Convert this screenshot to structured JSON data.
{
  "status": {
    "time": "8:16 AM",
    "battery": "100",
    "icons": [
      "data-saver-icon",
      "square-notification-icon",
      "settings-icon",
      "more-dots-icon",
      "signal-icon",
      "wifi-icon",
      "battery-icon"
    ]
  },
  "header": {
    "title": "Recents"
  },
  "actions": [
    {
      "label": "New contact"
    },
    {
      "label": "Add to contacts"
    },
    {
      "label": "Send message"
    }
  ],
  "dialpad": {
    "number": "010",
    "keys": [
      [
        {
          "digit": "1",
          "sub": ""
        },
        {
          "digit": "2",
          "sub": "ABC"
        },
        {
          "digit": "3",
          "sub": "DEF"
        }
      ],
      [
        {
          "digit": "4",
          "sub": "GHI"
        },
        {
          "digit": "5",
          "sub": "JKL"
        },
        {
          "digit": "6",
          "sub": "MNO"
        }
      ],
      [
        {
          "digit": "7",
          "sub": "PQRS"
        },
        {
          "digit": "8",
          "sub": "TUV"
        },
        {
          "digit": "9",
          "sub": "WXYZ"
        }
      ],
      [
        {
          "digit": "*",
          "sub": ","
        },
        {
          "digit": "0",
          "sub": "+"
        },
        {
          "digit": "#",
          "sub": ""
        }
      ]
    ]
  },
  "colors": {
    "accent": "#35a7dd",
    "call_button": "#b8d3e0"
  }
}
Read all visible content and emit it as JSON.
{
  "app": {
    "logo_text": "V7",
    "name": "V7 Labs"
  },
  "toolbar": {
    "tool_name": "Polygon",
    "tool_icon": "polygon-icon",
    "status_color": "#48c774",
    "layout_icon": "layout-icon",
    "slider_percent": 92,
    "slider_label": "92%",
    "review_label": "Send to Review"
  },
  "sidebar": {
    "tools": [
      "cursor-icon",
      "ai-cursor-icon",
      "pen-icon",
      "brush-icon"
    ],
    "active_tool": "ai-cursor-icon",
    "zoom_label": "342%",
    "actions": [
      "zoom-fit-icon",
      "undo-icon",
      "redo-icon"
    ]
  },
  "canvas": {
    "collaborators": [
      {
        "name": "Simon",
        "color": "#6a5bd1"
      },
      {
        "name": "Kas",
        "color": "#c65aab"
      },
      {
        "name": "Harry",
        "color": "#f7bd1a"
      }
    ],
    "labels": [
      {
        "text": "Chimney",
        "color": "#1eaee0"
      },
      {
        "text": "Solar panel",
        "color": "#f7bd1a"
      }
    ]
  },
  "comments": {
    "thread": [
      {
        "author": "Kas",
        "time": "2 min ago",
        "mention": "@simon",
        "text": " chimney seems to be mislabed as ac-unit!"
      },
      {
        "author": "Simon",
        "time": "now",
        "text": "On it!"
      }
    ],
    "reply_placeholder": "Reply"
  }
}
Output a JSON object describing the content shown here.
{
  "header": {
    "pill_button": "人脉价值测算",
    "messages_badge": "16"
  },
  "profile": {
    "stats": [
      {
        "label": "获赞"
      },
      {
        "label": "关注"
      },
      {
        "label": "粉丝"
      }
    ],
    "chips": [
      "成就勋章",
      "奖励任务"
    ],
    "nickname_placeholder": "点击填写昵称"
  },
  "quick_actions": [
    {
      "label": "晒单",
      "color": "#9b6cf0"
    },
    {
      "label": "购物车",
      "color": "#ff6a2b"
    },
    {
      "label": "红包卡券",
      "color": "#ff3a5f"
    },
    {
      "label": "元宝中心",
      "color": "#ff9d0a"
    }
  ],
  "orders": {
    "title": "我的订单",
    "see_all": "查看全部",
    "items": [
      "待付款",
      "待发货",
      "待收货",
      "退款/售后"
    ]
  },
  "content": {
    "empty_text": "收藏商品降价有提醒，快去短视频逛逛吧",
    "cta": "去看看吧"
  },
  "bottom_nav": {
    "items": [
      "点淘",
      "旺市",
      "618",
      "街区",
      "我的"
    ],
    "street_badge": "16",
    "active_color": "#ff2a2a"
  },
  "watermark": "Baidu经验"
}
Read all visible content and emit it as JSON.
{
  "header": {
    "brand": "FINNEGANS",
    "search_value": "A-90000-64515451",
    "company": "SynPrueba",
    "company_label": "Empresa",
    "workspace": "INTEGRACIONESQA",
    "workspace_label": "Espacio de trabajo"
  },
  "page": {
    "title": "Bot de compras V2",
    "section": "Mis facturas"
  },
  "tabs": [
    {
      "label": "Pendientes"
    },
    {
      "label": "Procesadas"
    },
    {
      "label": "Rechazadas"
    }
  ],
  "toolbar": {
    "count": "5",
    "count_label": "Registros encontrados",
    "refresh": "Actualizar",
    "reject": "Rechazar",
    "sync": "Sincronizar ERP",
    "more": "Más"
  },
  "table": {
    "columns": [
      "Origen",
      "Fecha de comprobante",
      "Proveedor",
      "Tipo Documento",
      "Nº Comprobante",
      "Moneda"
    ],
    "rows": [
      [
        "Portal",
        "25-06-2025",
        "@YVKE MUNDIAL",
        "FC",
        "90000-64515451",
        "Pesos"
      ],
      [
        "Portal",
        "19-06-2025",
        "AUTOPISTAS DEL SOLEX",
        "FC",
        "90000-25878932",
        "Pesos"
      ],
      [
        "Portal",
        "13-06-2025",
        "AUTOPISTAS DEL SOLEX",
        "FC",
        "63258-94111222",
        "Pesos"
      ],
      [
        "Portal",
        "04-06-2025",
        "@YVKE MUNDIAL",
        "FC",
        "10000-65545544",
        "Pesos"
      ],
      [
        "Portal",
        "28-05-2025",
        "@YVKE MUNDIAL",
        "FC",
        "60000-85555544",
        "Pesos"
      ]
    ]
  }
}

########

What is required - Count each line above in which the string "data" appears, then state only the total.

Answer to this problem - 2